**OBJECTIVE:**
Reproduce the records. Keep every word exact and include no images.

----- PROVIDED INFORMATION -----

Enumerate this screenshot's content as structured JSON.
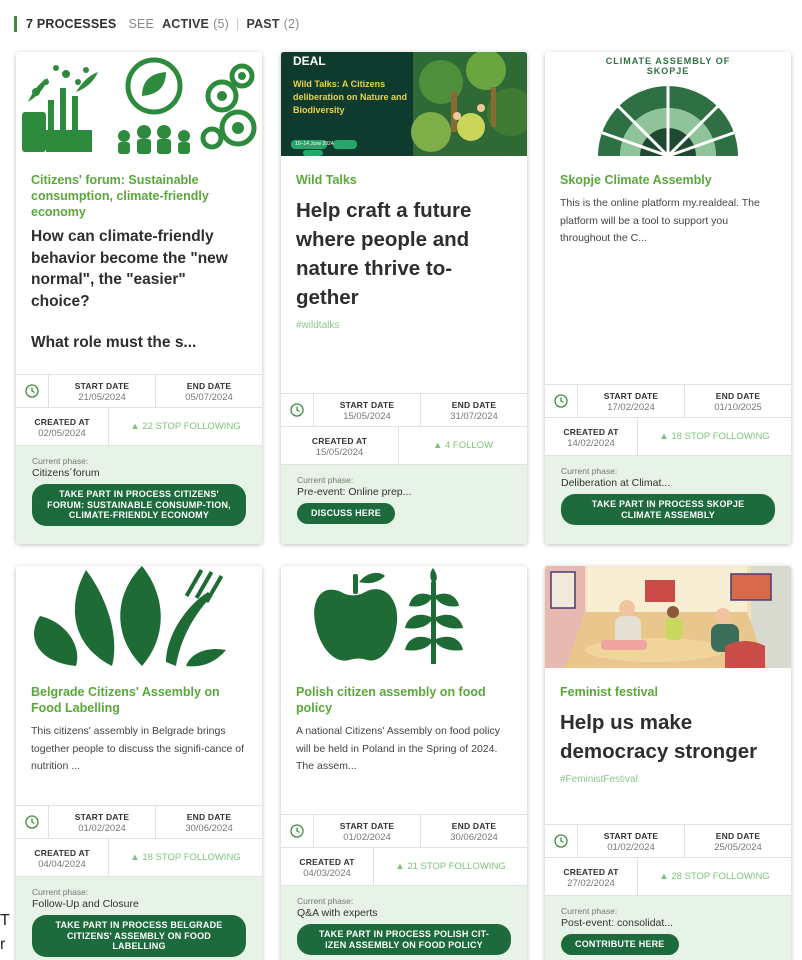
{
  "filter": {
    "total": "7 PROCESSES",
    "see": "SEE",
    "active_label": "ACTIVE",
    "active_count": "(5)",
    "separator": "|",
    "past_label": "PAST",
    "past_count": "(2)"
  },
  "labels": {
    "start_date": "START DATE",
    "end_date": "END DATE",
    "created_at": "CREATED AT",
    "current_phase": "Current phase:"
  },
  "colors": {
    "accent_green": "#5aa83a",
    "button_green": "#1d6b3c",
    "footer_bg": "#e6f3e6"
  },
  "cards": [
    {
      "title": "Citizens' forum: Sustainable consumption, climate-friendly economy",
      "subtitle": "How can climate-friendly behavior become the \"new normal\", the \"easier\" choice?",
      "subtitle2": "What role must the s...",
      "start_date": "21/05/2024",
      "end_date": "05/07/2024",
      "created_at": "02/05/2024",
      "follow": "▲ 22 STOP FOLLOWING",
      "current_phase": "Citizens´forum",
      "button": "TAKE PART IN PROCESS CITIZENS' FORUM: SUSTAINABLE CONSUMP-TION, CLIMATE-FRIENDLY ECONOMY"
    },
    {
      "title": "Wild Talks",
      "subtitle": "Help craft a future where people and nature thrive to-gether",
      "hashtag": "#wildtalks",
      "banner_brand": "DEAL",
      "banner_title": "Wild Talks: A Citizens deliberation on Nature and Biodiversity",
      "banner_date": "10–14 June 2024",
      "start_date": "15/05/2024",
      "end_date": "31/07/2024",
      "created_at": "15/05/2024",
      "follow": "▲ 4 FOLLOW",
      "current_phase": "Pre-event: Online prep...",
      "button": "DISCUSS HERE"
    },
    {
      "title": "Skopje Climate Assembly",
      "desc": "This is the online platform my.realdeal. The platform will be a tool to support you throughout the C...",
      "banner_text": "CLIMATE ASSEMBLY OF SKOPJE",
      "start_date": "17/02/2024",
      "end_date": "01/10/2025",
      "created_at": "14/02/2024",
      "follow": "▲ 18 STOP FOLLOWING",
      "current_phase": "Deliberation at Climat...",
      "button": "TAKE PART IN PROCESS SKOPJE CLIMATE ASSEMBLY"
    },
    {
      "title": "Belgrade Citizens' Assembly on Food Labelling",
      "desc": "This citizens' assembly in Belgrade brings together people to discuss the signifi-cance of nutrition ...",
      "start_date": "01/02/2024",
      "end_date": "30/06/2024",
      "created_at": "04/04/2024",
      "follow": "▲ 18 STOP FOLLOWING",
      "current_phase": "Follow-Up and Closure",
      "button": "TAKE PART IN PROCESS BELGRADE CITIZENS' ASSEMBLY ON FOOD LABELLING"
    },
    {
      "title": "Polish citizen assembly on food policy",
      "desc": "A national Citizens' Assembly on food policy will be held in Poland in the Spring of 2024. The assem...",
      "start_date": "01/02/2024",
      "end_date": "30/06/2024",
      "created_at": "04/03/2024",
      "follow": "▲ 21 STOP FOLLOWING",
      "current_phase": "Q&A with experts",
      "button": "TAKE PART IN PROCESS POLISH CIT-IZEN ASSEMBLY ON FOOD POLICY"
    },
    {
      "title": "Feminist festival",
      "subtitle": "Help us make democracy stronger",
      "hashtag": "#FeministFestival",
      "start_date": "01/02/2024",
      "end_date": "25/05/2024",
      "created_at": "27/02/2024",
      "follow": "▲ 28 STOP FOLLOWING",
      "current_phase": "Post-event: consolidat...",
      "button": "CONTRIBUTE HERE"
    }
  ],
  "edge_glyphs": [
    "T",
    "r"
  ]
}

-----

**TASK OUTPUT:**
Enumerate this screenshot's content as structured JSON.
{
  "filter": {
    "total": "7 PROCESSES",
    "see": "SEE",
    "active_label": "ACTIVE",
    "active_count": "(5)",
    "separator": "|",
    "past_label": "PAST",
    "past_count": "(2)"
  },
  "labels": {
    "start_date": "START DATE",
    "end_date": "END DATE",
    "created_at": "CREATED AT",
    "current_phase": "Current phase:"
  },
  "colors": {
    "accent_green": "#5aa83a",
    "button_green": "#1d6b3c",
    "footer_bg": "#e6f3e6"
  },
  "cards": [
    {
      "title": "Citizens' forum: Sustainable consumption, climate-friendly economy",
      "subtitle": "How can climate-friendly behavior become the \"new normal\", the \"easier\" choice?",
      "subtitle2": "What role must the s...",
      "start_date": "21/05/2024",
      "end_date": "05/07/2024",
      "created_at": "02/05/2024",
      "follow": "▲ 22 STOP FOLLOWING",
      "current_phase": "Citizens´forum",
      "button": "TAKE PART IN PROCESS CITIZENS' FORUM: SUSTAINABLE CONSUMP-TION, CLIMATE-FRIENDLY ECONOMY"
    },
    {
      "title": "Wild Talks",
      "subtitle": "Help craft a future where people and nature thrive to-gether",
      "hashtag": "#wildtalks",
      "banner_brand": "DEAL",
      "banner_title": "Wild Talks: A Citizens deliberation on Nature and Biodiversity",
      "banner_date": "10–14 June 2024",
      "start_date": "15/05/2024",
      "end_date": "31/07/2024",
      "created_at": "15/05/2024",
      "follow": "▲ 4 FOLLOW",
      "current_phase": "Pre-event: Online prep...",
      "button": "DISCUSS HERE"
    },
    {
      "title": "Skopje Climate Assembly",
      "desc": "This is the online platform my.realdeal. The platform will be a tool to support you throughout the C...",
      "banner_text": "CLIMATE ASSEMBLY OF SKOPJE",
      "start_date": "17/02/2024",
      "end_date": "01/10/2025",
      "created_at": "14/02/2024",
      "follow": "▲ 18 STOP FOLLOWING",
      "current_phase": "Deliberation at Climat...",
      "button": "TAKE PART IN PROCESS SKOPJE CLIMATE ASSEMBLY"
    },
    {
      "title": "Belgrade Citizens' Assembly on Food Labelling",
      "desc": "This citizens' assembly in Belgrade brings together people to discuss the signifi-cance of nutrition ...",
      "start_date": "01/02/2024",
      "end_date": "30/06/2024",
      "created_at": "04/04/2024",
      "follow": "▲ 18 STOP FOLLOWING",
      "current_phase": "Follow-Up and Closure",
      "button": "TAKE PART IN PROCESS BELGRADE CITIZENS' ASSEMBLY ON FOOD LABELLING"
    },
    {
      "title": "Polish citizen assembly on food policy",
      "desc": "A national Citizens' Assembly on food policy will be held in Poland in the Spring of 2024. The assem...",
      "start_date": "01/02/2024",
      "end_date": "30/06/2024",
      "created_at": "04/03/2024",
      "follow": "▲ 21 STOP FOLLOWING",
      "current_phase": "Q&A with experts",
      "button": "TAKE PART IN PROCESS POLISH CIT-IZEN ASSEMBLY ON FOOD POLICY"
    },
    {
      "title": "Feminist festival",
      "subtitle": "Help us make democracy stronger",
      "hashtag": "#FeministFestival",
      "start_date": "01/02/2024",
      "end_date": "25/05/2024",
      "created_at": "27/02/2024",
      "follow": "▲ 28 STOP FOLLOWING",
      "current_phase": "Post-event: consolidat...",
      "button": "CONTRIBUTE HERE"
    }
  ],
  "edge_glyphs": [
    "T",
    "r"
  ]
}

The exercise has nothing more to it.